- **PROBLEM TO SOLVE**: Repeat all of the material exactly as given.

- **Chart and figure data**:
━━━━━━━━━━━━━━━━━━━━

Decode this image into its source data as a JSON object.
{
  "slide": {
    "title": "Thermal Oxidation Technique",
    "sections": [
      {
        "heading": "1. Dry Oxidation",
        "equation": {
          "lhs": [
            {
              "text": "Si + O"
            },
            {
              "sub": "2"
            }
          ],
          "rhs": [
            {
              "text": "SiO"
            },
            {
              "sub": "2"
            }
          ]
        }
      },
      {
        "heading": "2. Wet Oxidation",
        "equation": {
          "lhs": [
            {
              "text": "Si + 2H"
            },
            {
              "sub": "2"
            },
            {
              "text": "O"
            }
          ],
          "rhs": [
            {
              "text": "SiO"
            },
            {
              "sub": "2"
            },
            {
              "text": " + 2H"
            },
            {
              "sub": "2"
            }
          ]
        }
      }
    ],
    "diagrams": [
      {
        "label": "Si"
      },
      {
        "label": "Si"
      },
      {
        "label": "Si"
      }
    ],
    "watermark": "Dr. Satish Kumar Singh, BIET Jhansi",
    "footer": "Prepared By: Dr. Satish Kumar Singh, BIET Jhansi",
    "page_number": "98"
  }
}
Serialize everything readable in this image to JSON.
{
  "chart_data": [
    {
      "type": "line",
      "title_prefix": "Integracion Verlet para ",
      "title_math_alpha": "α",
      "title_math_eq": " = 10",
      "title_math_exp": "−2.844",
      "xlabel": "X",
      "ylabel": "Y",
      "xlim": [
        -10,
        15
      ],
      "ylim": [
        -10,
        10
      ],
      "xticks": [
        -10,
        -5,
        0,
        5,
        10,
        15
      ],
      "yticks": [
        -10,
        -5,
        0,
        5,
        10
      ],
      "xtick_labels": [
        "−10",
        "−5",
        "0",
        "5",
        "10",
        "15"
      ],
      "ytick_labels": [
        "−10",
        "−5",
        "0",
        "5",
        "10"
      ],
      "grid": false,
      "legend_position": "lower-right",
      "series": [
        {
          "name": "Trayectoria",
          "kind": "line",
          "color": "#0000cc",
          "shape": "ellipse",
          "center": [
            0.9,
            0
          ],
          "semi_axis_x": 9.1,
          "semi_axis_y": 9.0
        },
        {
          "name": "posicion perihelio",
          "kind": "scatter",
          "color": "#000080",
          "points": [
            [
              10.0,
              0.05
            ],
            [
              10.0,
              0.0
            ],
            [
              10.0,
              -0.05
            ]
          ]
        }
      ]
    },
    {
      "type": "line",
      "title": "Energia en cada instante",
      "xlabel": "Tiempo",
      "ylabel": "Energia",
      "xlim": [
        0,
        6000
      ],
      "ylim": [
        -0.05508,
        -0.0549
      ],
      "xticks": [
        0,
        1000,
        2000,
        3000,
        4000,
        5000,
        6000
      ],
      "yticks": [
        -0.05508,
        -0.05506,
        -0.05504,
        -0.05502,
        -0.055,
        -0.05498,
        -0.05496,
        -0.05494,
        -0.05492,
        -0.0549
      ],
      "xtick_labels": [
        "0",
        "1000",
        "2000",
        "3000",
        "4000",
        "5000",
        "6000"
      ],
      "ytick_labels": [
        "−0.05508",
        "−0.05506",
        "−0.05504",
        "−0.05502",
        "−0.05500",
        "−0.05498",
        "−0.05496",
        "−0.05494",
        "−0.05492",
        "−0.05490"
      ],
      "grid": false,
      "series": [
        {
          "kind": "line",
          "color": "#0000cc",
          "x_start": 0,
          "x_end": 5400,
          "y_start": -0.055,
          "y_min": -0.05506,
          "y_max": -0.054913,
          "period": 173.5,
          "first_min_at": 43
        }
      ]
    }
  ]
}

━━━━━━━━━━━━━━━━━━━━

- **THE REPLY**:
Decode this image into its source data as a JSON object.
{
  "slide": {
    "title": "Thermal Oxidation Technique",
    "sections": [
      {
        "heading": "1. Dry Oxidation",
        "equation": {
          "lhs": [
            {
              "text": "Si + O"
            },
            {
              "sub": "2"
            }
          ],
          "rhs": [
            {
              "text": "SiO"
            },
            {
              "sub": "2"
            }
          ]
        }
      },
      {
        "heading": "2. Wet Oxidation",
        "equation": {
          "lhs": [
            {
              "text": "Si + 2H"
            },
            {
              "sub": "2"
            },
            {
              "text": "O"
            }
          ],
          "rhs": [
            {
              "text": "SiO"
            },
            {
              "sub": "2"
            },
            {
              "text": " + 2H"
            },
            {
              "sub": "2"
            }
          ]
        }
      }
    ],
    "diagrams": [
      {
        "label": "Si"
      },
      {
        "label": "Si"
      },
      {
        "label": "Si"
      }
    ],
    "watermark": "Dr. Satish Kumar Singh, BIET Jhansi",
    "footer": "Prepared By: Dr. Satish Kumar Singh, BIET Jhansi",
    "page_number": "98"
  }
}
Serialize everything readable in this image to JSON.
{
  "chart_data": [
    {
      "type": "line",
      "title_prefix": "Integracion Verlet para ",
      "title_math_alpha": "α",
      "title_math_eq": " = 10",
      "title_math_exp": "−2.844",
      "xlabel": "X",
      "ylabel": "Y",
      "xlim": [
        -10,
        15
      ],
      "ylim": [
        -10,
        10
      ],
      "xticks": [
        -10,
        -5,
        0,
        5,
        10,
        15
      ],
      "yticks": [
        -10,
        -5,
        0,
        5,
        10
      ],
      "xtick_labels": [
        "−10",
        "−5",
        "0",
        "5",
        "10",
        "15"
      ],
      "ytick_labels": [
        "−10",
        "−5",
        "0",
        "5",
        "10"
      ],
      "grid": false,
      "legend_position": "lower-right",
      "series": [
        {
          "name": "Trayectoria",
          "kind": "line",
          "color": "#0000cc",
          "shape": "ellipse",
          "center": [
            0.9,
            0
          ],
          "semi_axis_x": 9.1,
          "semi_axis_y": 9.0
        },
        {
          "name": "posicion perihelio",
          "kind": "scatter",
          "color": "#000080",
          "points": [
            [
              10.0,
              0.05
            ],
            [
              10.0,
              0.0
            ],
            [
              10.0,
              -0.05
            ]
          ]
        }
      ]
    },
    {
      "type": "line",
      "title": "Energia en cada instante",
      "xlabel": "Tiempo",
      "ylabel": "Energia",
      "xlim": [
        0,
        6000
      ],
      "ylim": [
        -0.05508,
        -0.0549
      ],
      "xticks": [
        0,
        1000,
        2000,
        3000,
        4000,
        5000,
        6000
      ],
      "yticks": [
        -0.05508,
        -0.05506,
        -0.05504,
        -0.05502,
        -0.055,
        -0.05498,
        -0.05496,
        -0.05494,
        -0.05492,
        -0.0549
      ],
      "xtick_labels": [
        "0",
        "1000",
        "2000",
        "3000",
        "4000",
        "5000",
        "6000"
      ],
      "ytick_labels": [
        "−0.05508",
        "−0.05506",
        "−0.05504",
        "−0.05502",
        "−0.05500",
        "−0.05498",
        "−0.05496",
        "−0.05494",
        "−0.05492",
        "−0.05490"
      ],
      "grid": false,
      "series": [
        {
          "kind": "line",
          "color": "#0000cc",
          "x_start": 0,
          "x_end": 5400,
          "y_start": -0.055,
          "y_min": -0.05506,
          "y_max": -0.054913,
          "period": 173.5,
          "first_min_at": 43
        }
      ]
    }
  ]
}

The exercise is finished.